Give back the stretch from the first of these lines through the line containing "inset-y-tick-3: 3 xyxy=(1343,346,1348,356)", with "sulfadiazine" switched to "sulfamerazine" and nothing else changed.
— start —
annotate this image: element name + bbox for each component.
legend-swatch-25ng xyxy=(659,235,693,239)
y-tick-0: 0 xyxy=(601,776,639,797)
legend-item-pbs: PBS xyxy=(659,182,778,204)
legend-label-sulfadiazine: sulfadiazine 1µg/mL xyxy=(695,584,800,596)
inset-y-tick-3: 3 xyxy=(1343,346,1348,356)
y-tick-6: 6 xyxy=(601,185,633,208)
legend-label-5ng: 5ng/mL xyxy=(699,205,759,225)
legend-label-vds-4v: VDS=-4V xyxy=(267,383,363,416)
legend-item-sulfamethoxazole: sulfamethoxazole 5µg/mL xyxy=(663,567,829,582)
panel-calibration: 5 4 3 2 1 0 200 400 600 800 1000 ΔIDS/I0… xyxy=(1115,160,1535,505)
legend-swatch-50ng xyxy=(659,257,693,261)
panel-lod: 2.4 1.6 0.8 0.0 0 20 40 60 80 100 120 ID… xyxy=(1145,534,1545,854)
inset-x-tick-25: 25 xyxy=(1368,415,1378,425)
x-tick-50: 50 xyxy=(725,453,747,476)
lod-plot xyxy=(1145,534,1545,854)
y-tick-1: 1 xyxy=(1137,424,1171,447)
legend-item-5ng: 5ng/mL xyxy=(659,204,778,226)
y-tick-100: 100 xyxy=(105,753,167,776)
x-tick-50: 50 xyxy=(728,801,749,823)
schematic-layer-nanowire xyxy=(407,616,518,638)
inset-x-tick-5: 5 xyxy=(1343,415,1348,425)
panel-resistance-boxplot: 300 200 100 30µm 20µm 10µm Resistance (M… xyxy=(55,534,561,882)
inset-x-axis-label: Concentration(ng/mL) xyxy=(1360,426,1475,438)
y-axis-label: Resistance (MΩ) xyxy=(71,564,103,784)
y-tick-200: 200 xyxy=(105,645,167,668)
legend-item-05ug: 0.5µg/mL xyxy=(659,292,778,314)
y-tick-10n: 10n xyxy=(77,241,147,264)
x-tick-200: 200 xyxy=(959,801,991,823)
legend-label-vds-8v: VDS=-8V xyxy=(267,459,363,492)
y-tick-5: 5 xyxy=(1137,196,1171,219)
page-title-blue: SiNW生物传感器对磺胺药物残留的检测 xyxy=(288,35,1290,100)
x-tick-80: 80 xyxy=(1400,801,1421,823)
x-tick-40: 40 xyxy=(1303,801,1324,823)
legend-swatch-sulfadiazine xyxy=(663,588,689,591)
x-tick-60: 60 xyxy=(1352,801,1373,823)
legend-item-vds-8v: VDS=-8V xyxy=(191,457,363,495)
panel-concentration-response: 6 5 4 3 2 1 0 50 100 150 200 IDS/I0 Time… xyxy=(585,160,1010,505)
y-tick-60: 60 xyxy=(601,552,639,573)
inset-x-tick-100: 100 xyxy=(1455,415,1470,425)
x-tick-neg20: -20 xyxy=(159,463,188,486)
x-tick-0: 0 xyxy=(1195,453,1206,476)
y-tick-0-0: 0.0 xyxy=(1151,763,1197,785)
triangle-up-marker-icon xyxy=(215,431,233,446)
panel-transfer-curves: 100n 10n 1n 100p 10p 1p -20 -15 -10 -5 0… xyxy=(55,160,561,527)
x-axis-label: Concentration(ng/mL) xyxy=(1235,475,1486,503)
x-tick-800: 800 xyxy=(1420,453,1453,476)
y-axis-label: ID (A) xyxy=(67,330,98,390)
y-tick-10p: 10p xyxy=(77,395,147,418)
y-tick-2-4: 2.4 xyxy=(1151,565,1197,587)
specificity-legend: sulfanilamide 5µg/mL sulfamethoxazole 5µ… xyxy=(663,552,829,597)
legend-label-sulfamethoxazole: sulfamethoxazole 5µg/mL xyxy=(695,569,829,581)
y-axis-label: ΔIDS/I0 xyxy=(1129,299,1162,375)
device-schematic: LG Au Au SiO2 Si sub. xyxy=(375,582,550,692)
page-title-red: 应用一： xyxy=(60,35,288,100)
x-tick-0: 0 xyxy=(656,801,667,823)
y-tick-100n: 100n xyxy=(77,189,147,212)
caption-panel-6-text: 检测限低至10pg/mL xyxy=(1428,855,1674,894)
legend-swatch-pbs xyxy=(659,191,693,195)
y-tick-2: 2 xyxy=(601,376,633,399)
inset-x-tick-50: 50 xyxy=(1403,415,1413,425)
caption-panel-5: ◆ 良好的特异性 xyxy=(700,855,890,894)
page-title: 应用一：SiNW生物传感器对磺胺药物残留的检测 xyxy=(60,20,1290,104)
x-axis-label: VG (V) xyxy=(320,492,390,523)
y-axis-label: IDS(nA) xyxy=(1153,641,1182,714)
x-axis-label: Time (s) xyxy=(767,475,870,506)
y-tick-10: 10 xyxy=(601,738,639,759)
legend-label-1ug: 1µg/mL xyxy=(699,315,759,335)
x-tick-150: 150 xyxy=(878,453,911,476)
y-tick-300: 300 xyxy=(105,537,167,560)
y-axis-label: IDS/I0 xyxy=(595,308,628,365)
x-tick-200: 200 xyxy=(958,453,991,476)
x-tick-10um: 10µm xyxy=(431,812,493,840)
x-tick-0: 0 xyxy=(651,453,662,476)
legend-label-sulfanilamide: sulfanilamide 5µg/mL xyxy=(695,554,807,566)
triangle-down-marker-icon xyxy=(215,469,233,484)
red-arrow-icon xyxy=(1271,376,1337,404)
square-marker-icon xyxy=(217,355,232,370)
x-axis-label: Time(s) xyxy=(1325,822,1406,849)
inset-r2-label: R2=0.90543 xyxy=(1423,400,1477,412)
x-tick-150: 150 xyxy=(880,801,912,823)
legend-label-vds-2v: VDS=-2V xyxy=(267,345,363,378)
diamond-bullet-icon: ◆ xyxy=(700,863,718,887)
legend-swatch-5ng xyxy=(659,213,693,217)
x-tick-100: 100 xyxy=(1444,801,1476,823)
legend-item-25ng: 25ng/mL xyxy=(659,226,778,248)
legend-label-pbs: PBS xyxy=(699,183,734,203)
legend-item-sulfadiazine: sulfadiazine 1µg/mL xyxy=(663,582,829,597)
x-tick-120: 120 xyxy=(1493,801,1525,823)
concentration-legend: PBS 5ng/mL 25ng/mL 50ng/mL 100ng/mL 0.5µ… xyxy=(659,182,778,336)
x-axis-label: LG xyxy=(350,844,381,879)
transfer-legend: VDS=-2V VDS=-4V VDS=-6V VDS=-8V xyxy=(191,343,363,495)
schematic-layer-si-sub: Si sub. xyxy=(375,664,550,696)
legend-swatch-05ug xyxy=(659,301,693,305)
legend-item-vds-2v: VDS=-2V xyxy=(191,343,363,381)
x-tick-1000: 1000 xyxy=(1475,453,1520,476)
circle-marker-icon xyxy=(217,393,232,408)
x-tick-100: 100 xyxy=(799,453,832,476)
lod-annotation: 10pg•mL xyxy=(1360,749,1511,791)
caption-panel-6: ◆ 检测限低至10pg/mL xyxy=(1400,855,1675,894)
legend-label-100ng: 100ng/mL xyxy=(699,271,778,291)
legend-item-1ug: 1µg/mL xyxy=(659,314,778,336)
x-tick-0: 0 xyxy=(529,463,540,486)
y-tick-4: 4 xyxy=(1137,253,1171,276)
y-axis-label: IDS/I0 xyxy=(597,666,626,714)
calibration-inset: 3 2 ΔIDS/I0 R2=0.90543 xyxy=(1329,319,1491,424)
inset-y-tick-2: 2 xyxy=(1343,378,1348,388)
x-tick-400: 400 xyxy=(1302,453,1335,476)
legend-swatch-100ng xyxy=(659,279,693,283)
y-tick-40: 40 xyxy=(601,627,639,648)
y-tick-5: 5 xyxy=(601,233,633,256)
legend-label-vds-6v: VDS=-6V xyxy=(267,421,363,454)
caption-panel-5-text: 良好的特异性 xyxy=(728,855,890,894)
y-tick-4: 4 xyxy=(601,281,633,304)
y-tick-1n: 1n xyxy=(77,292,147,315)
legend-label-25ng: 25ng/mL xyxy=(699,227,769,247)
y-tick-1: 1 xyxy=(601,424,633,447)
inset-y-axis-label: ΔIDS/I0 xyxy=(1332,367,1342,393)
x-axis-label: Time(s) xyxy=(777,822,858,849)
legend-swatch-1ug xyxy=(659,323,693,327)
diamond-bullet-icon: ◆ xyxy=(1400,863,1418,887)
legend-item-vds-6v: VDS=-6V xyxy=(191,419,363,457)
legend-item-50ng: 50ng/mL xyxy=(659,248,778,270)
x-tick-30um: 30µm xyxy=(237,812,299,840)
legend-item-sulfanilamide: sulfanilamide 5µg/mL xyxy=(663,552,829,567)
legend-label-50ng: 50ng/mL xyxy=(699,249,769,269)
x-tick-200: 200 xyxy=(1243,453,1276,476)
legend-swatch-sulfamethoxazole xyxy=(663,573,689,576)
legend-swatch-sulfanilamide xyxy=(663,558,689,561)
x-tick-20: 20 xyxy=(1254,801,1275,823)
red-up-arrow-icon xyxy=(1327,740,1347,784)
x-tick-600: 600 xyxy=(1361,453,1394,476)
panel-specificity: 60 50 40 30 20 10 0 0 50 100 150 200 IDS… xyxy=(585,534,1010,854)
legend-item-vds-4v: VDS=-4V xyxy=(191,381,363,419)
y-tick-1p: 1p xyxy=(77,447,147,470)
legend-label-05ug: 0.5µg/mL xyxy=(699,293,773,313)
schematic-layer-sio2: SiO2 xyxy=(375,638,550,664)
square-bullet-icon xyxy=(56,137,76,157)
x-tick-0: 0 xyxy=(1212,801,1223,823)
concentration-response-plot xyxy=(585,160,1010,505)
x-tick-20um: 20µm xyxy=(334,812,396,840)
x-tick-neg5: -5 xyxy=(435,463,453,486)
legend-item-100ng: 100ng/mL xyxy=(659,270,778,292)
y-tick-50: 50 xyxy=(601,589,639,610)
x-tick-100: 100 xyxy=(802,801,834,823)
— end —
→ Problem solution:
annotate this image: element name + bbox for each component.
legend-swatch-25ng xyxy=(659,235,693,239)
y-tick-0: 0 xyxy=(601,776,639,797)
legend-item-pbs: PBS xyxy=(659,182,778,204)
legend-label-sulfamerazine: sulfamerazine 1µg/mL xyxy=(695,584,800,596)
inset-y-tick-3: 3 xyxy=(1343,346,1348,356)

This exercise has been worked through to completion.